┌──

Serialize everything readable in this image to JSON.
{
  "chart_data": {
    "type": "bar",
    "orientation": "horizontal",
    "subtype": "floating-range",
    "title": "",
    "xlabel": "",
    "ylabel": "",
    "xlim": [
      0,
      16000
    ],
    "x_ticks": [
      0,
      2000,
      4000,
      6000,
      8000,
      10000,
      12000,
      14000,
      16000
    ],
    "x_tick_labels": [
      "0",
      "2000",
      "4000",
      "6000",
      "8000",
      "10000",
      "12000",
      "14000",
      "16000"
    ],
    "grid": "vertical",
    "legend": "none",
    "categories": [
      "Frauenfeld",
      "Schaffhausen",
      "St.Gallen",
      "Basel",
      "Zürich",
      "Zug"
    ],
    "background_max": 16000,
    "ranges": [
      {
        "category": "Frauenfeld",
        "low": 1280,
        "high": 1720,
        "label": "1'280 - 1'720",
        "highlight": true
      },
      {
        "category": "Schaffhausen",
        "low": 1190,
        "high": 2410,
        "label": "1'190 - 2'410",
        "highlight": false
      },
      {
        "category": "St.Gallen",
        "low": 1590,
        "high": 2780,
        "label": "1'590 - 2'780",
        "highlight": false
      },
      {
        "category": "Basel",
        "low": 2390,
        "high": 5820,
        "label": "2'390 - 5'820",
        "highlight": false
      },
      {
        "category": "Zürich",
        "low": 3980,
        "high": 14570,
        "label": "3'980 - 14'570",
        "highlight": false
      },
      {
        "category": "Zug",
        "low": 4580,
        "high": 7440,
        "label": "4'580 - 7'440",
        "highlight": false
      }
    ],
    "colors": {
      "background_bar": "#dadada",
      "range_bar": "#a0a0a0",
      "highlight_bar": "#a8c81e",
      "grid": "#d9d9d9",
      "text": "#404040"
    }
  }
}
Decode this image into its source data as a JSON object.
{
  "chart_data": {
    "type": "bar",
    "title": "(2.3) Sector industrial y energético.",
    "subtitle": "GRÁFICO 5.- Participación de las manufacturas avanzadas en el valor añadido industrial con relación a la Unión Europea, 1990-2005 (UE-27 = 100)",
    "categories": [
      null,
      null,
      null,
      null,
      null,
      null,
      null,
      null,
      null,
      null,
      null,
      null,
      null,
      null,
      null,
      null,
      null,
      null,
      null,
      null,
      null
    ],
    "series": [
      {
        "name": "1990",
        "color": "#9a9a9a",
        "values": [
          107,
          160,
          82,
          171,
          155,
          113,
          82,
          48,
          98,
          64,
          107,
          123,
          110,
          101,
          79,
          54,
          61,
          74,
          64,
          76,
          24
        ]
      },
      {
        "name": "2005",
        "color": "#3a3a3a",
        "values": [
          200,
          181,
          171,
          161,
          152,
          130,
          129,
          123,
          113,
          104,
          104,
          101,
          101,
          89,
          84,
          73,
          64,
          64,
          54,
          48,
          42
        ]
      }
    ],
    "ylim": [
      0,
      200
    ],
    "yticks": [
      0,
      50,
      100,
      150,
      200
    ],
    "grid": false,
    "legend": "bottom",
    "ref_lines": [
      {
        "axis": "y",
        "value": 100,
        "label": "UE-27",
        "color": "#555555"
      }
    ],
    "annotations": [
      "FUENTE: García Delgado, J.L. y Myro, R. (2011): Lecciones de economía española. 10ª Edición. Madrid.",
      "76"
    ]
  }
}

└──

Work to be completed. Above are the records; retype every one exactly.

Correct response.
Serialize everything readable in this image to JSON.
{
  "chart_data": {
    "type": "bar",
    "orientation": "horizontal",
    "subtype": "floating-range",
    "title": "",
    "xlabel": "",
    "ylabel": "",
    "xlim": [
      0,
      16000
    ],
    "x_ticks": [
      0,
      2000,
      4000,
      6000,
      8000,
      10000,
      12000,
      14000,
      16000
    ],
    "x_tick_labels": [
      "0",
      "2000",
      "4000",
      "6000",
      "8000",
      "10000",
      "12000",
      "14000",
      "16000"
    ],
    "grid": "vertical",
    "legend": "none",
    "categories": [
      "Frauenfeld",
      "Schaffhausen",
      "St.Gallen",
      "Basel",
      "Zürich",
      "Zug"
    ],
    "background_max": 16000,
    "ranges": [
      {
        "category": "Frauenfeld",
        "low": 1280,
        "high": 1720,
        "label": "1'280 - 1'720",
        "highlight": true
      },
      {
        "category": "Schaffhausen",
        "low": 1190,
        "high": 2410,
        "label": "1'190 - 2'410",
        "highlight": false
      },
      {
        "category": "St.Gallen",
        "low": 1590,
        "high": 2780,
        "label": "1'590 - 2'780",
        "highlight": false
      },
      {
        "category": "Basel",
        "low": 2390,
        "high": 5820,
        "label": "2'390 - 5'820",
        "highlight": false
      },
      {
        "category": "Zürich",
        "low": 3980,
        "high": 14570,
        "label": "3'980 - 14'570",
        "highlight": false
      },
      {
        "category": "Zug",
        "low": 4580,
        "high": 7440,
        "label": "4'580 - 7'440",
        "highlight": false
      }
    ],
    "colors": {
      "background_bar": "#dadada",
      "range_bar": "#a0a0a0",
      "highlight_bar": "#a8c81e",
      "grid": "#d9d9d9",
      "text": "#404040"
    }
  }
}
Decode this image into its source data as a JSON object.
{
  "chart_data": {
    "type": "bar",
    "title": "(2.3) Sector industrial y energético.",
    "subtitle": "GRÁFICO 5.- Participación de las manufacturas avanzadas en el valor añadido industrial con relación a la Unión Europea, 1990-2005 (UE-27 = 100)",
    "categories": [
      null,
      null,
      null,
      null,
      null,
      null,
      null,
      null,
      null,
      null,
      null,
      null,
      null,
      null,
      null,
      null,
      null,
      null,
      null,
      null,
      null
    ],
    "series": [
      {
        "name": "1990",
        "color": "#9a9a9a",
        "values": [
          107,
          160,
          82,
          171,
          155,
          113,
          82,
          48,
          98,
          64,
          107,
          123,
          110,
          101,
          79,
          54,
          61,
          74,
          64,
          76,
          24
        ]
      },
      {
        "name": "2005",
        "color": "#3a3a3a",
        "values": [
          200,
          181,
          171,
          161,
          152,
          130,
          129,
          123,
          113,
          104,
          104,
          101,
          101,
          89,
          84,
          73,
          64,
          64,
          54,
          48,
          42
        ]
      }
    ],
    "ylim": [
      0,
      200
    ],
    "yticks": [
      0,
      50,
      100,
      150,
      200
    ],
    "grid": false,
    "legend": "bottom",
    "ref_lines": [
      {
        "axis": "y",
        "value": 100,
        "label": "UE-27",
        "color": "#555555"
      }
    ],
    "annotations": [
      "FUENTE: García Delgado, J.L. y Myro, R. (2011): Lecciones de economía española. 10ª Edición. Madrid.",
      "76"
    ]
  }
}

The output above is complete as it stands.